# Task goal:
Please print the data below without any change, from the line with "List all visible" to the line with "collapse-all-icon[interactable]: ⇳ (338, 65, 350, 81)".

# Records for processing:
◇ ◇ ◇

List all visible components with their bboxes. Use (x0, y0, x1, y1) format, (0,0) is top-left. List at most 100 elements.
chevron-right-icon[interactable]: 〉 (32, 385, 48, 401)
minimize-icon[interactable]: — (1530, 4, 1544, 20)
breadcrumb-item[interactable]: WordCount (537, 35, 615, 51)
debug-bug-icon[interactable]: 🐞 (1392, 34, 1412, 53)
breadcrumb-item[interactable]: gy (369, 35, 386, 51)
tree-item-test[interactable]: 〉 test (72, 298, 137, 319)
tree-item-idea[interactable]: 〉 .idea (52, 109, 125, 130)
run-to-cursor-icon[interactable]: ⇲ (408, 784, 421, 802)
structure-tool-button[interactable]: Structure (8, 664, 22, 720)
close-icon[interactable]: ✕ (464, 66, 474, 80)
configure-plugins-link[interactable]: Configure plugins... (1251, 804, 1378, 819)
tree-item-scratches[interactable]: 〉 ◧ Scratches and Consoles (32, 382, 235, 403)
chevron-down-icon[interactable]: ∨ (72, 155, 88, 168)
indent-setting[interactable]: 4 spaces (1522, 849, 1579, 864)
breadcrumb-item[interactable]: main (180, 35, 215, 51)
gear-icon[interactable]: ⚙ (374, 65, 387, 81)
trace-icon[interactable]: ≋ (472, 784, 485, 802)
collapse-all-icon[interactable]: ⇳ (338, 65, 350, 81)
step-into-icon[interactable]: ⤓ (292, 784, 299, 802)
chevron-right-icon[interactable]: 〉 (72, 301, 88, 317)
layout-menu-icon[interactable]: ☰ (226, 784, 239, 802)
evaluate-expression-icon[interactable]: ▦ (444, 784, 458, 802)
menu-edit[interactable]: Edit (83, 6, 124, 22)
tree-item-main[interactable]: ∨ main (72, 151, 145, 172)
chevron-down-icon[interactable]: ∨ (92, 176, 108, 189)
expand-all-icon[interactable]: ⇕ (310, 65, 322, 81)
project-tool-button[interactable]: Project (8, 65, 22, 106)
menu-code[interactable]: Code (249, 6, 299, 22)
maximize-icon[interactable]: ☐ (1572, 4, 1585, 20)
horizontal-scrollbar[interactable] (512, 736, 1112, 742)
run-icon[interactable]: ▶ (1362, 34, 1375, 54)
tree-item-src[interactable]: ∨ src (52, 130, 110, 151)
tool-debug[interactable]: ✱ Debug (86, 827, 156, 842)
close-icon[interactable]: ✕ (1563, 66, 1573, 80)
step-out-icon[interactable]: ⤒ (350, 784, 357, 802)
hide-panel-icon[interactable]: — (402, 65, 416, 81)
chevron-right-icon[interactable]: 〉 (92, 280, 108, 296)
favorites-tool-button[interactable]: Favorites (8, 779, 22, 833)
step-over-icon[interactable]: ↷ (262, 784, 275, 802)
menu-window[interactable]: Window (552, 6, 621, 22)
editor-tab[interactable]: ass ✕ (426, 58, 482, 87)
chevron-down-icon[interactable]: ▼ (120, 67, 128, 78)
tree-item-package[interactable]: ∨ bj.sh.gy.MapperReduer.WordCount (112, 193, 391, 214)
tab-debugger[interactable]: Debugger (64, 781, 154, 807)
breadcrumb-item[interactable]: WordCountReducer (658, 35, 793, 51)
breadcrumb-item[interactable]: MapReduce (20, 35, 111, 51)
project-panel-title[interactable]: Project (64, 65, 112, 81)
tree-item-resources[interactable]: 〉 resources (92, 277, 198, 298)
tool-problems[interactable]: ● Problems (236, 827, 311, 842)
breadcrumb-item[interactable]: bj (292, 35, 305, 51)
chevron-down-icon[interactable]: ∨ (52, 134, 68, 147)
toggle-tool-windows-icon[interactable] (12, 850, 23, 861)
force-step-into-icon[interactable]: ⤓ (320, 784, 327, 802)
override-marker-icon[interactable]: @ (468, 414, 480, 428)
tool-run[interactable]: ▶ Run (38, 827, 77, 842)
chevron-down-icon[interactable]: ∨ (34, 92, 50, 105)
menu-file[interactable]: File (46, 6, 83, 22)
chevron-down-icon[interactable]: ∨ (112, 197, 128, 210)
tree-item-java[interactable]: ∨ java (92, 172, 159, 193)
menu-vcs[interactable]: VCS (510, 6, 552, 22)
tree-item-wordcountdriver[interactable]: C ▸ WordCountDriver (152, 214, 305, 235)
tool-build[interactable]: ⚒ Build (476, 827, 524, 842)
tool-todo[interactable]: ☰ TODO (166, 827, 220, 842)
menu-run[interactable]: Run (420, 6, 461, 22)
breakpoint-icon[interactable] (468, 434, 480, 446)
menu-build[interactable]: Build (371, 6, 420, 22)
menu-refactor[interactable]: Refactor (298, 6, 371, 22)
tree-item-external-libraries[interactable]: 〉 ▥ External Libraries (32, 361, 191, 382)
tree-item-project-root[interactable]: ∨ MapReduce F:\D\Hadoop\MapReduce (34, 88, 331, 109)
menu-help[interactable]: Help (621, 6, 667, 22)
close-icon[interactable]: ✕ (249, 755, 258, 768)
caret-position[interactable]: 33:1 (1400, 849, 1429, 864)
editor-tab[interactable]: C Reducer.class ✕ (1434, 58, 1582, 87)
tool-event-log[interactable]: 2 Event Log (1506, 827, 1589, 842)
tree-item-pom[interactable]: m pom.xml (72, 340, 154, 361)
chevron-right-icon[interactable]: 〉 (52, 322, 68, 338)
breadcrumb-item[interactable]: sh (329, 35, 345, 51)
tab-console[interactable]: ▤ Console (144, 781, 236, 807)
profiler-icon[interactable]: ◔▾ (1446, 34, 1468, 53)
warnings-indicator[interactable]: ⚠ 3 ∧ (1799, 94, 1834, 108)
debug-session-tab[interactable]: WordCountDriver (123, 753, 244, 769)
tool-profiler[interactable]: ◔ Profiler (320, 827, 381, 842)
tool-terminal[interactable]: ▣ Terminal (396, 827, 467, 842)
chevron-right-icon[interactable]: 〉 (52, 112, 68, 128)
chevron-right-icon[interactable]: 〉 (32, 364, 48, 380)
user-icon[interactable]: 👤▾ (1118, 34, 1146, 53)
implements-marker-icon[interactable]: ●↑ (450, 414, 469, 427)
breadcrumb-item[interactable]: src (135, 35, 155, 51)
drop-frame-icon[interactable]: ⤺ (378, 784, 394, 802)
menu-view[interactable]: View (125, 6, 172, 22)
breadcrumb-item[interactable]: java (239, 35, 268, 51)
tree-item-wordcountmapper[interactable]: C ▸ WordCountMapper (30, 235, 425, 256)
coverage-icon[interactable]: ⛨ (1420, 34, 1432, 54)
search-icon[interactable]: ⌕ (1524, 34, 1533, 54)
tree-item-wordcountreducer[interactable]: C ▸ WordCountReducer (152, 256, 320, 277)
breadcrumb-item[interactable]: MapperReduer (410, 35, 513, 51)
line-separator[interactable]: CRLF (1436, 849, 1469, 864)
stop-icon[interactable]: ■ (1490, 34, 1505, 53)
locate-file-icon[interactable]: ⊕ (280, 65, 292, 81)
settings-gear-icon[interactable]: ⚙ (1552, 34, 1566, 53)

◇ ◇ ◇

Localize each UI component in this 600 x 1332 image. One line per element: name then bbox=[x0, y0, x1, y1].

◇ ◇ ◇

# Answer for the task:
List all visible components with their bboxes. Use (x0, y0, x1, y1) format, (0,0) is top-left. List at most 100 elements.
chevron-right-icon[interactable]: 〉 (32, 385, 48, 401)
minimize-icon[interactable]: — (1530, 4, 1544, 20)
breadcrumb-item[interactable]: WordCount (537, 35, 615, 51)
debug-bug-icon[interactable]: 🐞 (1392, 34, 1412, 53)
breadcrumb-item[interactable]: gy (369, 35, 386, 51)
tree-item-test[interactable]: 〉 test (72, 298, 137, 319)
tree-item-idea[interactable]: 〉 .idea (52, 109, 125, 130)
run-to-cursor-icon[interactable]: ⇲ (408, 784, 421, 802)
structure-tool-button[interactable]: Structure (8, 664, 22, 720)
close-icon[interactable]: ✕ (464, 66, 474, 80)
configure-plugins-link[interactable]: Configure plugins... (1251, 804, 1378, 819)
tree-item-scratches[interactable]: 〉 ◧ Scratches and Consoles (32, 382, 235, 403)
chevron-down-icon[interactable]: ∨ (72, 155, 88, 168)
indent-setting[interactable]: 4 spaces (1522, 849, 1579, 864)
breadcrumb-item[interactable]: main (180, 35, 215, 51)
gear-icon[interactable]: ⚙ (374, 65, 387, 81)
trace-icon[interactable]: ≋ (472, 784, 485, 802)
collapse-all-icon[interactable]: ⇳ (338, 65, 350, 81)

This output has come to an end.